TRECHO FORNECIDO ▸
****************
14 Estes foram os filhos de Abiail, filho de Huri, filho de Jaroah, filho de Gilead, filho de Michael, filho de Jesisai, filho de Jahdo, filho de Buz;
Dezen zijn de kinderen van Abihail, den zoon van Huri, den zoon van Jaroah, den zoon van Gilead, den zoon van Michael, den zoon van Jesisai, den zoon van Jahdo, den zoon van Buz.
15 Ahi, filho de Abdiel, filho de Guni, foi chefe da casa de seus paes.
Ahi, de zoon van Abdiel, den zoon van Guni, was het hoofd van het huis hunner vaderen.
16 E habitaram em Gilead, em Basan, e nos logares da sua jurisdicção; como tambem em todos os arrabaldes de Saron, até ás suas saidas.
En zij woonden in Gilead, in Basan, en in haar onderhorige plaatsen, en in al de voorsteden van Saron, tot aan hun uitgangen.
17 Todos estes foram registrados, segundo as suas genealogias, nos dias de Jothão, rei de Judah, e nos dias de Jeroboão, rei de Israel.
****************
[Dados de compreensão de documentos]
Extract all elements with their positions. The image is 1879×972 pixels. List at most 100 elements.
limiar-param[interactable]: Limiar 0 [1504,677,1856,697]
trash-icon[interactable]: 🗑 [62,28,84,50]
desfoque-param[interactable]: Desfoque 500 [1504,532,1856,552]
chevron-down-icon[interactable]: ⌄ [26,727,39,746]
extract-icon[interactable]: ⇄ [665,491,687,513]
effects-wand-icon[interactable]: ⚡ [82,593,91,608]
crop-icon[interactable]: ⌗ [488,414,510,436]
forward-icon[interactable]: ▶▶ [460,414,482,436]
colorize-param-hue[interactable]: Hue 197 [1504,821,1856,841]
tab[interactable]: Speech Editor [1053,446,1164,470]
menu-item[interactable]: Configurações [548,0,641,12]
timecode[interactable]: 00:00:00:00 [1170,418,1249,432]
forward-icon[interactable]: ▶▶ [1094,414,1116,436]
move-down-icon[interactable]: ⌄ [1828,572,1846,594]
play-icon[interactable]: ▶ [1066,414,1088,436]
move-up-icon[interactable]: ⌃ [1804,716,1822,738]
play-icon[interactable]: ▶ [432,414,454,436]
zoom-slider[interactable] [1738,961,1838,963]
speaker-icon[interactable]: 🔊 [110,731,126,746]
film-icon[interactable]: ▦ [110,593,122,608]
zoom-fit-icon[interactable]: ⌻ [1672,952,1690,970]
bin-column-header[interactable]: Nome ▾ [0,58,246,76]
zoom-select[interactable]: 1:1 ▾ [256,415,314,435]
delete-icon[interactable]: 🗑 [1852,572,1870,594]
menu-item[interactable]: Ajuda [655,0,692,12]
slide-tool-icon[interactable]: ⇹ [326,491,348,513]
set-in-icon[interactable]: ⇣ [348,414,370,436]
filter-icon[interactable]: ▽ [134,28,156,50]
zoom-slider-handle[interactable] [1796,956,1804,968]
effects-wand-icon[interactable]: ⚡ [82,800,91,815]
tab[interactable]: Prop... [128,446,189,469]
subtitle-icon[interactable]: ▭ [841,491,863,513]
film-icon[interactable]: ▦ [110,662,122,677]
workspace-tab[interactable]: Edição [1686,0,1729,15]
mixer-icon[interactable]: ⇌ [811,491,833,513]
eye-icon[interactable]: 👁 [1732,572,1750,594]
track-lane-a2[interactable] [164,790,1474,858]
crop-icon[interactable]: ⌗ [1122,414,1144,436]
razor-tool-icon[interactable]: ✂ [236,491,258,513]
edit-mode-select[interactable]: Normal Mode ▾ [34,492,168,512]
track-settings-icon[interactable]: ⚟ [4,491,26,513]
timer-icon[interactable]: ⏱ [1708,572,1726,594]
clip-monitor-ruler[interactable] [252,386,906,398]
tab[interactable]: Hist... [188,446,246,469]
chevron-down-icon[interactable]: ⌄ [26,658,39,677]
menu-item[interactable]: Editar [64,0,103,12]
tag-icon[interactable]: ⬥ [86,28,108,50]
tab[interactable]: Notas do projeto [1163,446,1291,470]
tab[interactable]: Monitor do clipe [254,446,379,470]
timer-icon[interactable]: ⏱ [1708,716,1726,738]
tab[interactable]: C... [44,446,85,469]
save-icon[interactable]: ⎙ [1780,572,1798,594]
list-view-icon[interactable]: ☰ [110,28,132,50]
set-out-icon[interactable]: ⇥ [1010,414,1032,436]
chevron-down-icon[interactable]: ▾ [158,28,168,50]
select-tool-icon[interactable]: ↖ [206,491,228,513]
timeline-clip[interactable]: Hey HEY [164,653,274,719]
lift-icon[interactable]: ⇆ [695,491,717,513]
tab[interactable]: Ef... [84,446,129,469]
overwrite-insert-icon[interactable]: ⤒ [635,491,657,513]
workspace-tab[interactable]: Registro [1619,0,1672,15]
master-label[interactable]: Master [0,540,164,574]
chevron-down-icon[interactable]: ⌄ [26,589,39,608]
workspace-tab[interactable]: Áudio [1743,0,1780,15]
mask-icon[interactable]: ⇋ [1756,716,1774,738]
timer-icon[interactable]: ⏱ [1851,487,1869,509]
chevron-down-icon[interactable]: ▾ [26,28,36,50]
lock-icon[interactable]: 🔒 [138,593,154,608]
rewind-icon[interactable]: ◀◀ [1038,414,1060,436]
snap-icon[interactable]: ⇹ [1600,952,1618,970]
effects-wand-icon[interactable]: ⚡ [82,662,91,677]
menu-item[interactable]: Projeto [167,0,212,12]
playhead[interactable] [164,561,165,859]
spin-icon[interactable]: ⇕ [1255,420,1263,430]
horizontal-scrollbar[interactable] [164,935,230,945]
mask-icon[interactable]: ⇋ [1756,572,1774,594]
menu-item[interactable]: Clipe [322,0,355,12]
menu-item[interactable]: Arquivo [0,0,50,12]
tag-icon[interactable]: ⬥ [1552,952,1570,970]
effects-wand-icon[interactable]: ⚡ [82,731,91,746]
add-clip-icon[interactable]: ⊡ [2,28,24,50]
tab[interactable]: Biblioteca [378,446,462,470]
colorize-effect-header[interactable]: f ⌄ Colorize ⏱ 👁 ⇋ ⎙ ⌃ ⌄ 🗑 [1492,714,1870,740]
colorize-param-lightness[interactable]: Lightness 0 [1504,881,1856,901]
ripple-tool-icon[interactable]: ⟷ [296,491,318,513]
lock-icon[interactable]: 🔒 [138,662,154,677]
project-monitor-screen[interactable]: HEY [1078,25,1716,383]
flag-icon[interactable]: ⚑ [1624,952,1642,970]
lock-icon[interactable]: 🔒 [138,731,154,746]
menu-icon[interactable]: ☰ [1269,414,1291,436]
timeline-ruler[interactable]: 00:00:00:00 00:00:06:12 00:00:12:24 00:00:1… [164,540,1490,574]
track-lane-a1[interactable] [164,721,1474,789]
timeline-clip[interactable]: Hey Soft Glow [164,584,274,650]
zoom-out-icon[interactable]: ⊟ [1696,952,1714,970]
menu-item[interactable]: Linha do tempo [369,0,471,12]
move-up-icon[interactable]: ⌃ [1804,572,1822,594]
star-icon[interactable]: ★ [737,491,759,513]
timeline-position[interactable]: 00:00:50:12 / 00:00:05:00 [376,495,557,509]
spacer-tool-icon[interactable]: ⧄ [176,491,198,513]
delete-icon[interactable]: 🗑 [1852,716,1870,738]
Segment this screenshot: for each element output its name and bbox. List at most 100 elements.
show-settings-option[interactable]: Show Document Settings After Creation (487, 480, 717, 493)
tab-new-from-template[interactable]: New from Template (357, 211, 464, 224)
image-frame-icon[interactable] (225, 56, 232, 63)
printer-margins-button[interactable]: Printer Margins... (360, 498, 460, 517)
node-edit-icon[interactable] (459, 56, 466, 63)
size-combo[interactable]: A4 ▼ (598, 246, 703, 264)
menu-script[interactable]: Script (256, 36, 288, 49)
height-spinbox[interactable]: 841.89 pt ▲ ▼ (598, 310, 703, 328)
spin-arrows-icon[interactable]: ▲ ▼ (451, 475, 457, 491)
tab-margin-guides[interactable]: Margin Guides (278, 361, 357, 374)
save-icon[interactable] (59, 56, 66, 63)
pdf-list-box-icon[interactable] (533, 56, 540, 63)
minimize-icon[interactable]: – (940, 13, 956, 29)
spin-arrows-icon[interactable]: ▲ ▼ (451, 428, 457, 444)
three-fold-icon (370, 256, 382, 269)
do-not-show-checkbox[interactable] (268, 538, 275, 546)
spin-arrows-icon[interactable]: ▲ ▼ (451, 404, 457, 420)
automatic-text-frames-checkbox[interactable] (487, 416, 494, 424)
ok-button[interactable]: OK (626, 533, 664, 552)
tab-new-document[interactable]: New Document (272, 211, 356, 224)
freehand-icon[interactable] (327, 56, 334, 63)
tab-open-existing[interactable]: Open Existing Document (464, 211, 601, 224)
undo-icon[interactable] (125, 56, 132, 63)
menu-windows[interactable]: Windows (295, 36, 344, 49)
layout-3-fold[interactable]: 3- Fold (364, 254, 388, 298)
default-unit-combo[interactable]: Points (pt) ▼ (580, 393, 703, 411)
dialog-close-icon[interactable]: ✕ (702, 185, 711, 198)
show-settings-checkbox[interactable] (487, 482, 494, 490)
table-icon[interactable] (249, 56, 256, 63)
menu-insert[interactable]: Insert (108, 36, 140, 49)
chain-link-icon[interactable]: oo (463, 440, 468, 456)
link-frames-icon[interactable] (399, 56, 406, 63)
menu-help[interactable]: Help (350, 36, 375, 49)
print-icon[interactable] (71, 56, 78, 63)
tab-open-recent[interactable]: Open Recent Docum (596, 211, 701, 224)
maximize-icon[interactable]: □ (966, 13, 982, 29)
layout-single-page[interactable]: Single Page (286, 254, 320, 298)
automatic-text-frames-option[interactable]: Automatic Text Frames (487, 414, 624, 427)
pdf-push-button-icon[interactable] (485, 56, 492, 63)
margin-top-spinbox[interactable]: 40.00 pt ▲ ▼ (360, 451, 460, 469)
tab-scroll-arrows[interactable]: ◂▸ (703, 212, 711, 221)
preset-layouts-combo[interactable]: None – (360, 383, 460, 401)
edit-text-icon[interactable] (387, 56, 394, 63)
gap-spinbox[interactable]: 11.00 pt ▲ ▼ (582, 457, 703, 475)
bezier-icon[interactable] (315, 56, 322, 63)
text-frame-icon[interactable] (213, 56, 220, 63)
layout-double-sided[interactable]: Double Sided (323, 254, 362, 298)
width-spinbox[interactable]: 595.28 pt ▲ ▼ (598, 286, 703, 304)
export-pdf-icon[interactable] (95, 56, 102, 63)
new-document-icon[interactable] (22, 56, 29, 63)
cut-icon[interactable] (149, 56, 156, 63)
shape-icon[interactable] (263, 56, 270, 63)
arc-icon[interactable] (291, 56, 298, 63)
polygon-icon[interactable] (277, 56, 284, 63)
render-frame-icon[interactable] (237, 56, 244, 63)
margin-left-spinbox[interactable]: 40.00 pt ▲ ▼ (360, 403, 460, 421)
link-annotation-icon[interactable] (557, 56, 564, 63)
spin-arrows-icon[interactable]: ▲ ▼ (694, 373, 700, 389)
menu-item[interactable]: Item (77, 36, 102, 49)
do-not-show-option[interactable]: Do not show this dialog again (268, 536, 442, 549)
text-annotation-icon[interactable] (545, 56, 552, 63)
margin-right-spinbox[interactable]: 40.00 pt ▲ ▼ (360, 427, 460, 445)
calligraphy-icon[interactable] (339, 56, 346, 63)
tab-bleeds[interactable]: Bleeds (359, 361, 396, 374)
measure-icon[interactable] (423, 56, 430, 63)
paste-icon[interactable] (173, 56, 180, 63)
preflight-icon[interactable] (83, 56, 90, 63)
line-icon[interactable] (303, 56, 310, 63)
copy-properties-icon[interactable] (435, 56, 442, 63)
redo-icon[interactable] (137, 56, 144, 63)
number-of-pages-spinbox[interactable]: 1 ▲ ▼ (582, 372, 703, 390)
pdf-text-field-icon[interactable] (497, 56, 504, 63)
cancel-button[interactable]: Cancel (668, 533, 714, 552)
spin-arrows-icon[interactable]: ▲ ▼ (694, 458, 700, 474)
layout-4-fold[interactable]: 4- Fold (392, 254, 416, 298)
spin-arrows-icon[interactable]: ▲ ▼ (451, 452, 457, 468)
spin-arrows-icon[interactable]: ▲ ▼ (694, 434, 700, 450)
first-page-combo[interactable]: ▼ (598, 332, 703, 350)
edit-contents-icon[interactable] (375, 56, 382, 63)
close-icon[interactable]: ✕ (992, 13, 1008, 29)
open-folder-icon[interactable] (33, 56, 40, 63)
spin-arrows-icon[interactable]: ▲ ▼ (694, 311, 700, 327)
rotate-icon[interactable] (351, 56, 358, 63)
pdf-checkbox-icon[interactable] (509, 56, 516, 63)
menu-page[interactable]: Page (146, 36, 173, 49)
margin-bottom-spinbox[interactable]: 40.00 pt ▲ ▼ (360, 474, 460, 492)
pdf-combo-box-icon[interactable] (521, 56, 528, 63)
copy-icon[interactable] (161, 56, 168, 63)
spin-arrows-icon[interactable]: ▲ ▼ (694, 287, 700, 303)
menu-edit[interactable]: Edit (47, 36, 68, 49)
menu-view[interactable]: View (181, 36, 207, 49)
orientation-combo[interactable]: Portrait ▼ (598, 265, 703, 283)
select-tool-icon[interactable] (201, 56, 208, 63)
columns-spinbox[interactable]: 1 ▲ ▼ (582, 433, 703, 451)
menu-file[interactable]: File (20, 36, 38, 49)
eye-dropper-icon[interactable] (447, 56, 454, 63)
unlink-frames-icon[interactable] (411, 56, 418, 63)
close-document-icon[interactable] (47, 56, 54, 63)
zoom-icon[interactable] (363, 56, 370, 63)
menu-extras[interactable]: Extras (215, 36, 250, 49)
****************
TAREFA 1 ▸
Reescreva em forma de lista o parágrafo do trecho fornecido que começa com "E habitaram em Gilead", mantendo os fatos principais.
TAREFA 2 ▸
De acordo com o trecho fornecido, quem foi chefe da casa de seus pais?
TAREFA 3 ▸
Traduza para o inglês a seguinte frase do trecho fornecido: "Todos estes foram registrados, segundo as suas genealogias, nos dias de Jothão, rei de Judah, e nos dias de Jeroboão, rei de Israel."
Estes dados não têm relação com o trecho fornecido.

RESPOSTA 1 ▸
Habitaram:
- em Gilead;
- em Basan;
- nos logares da sua jurisdicção;
- em todos os arrabaldes de Saron, até ás suas saidas.

RESPOSTA 2 ▸
Ahi, filho de Abdiel, filho de Guni.

RESPOSTA 3 ▸
All these were recorded according to their genealogies in the days of Jotham, king of Judah, and in the days of Jeroboam, king of Israel.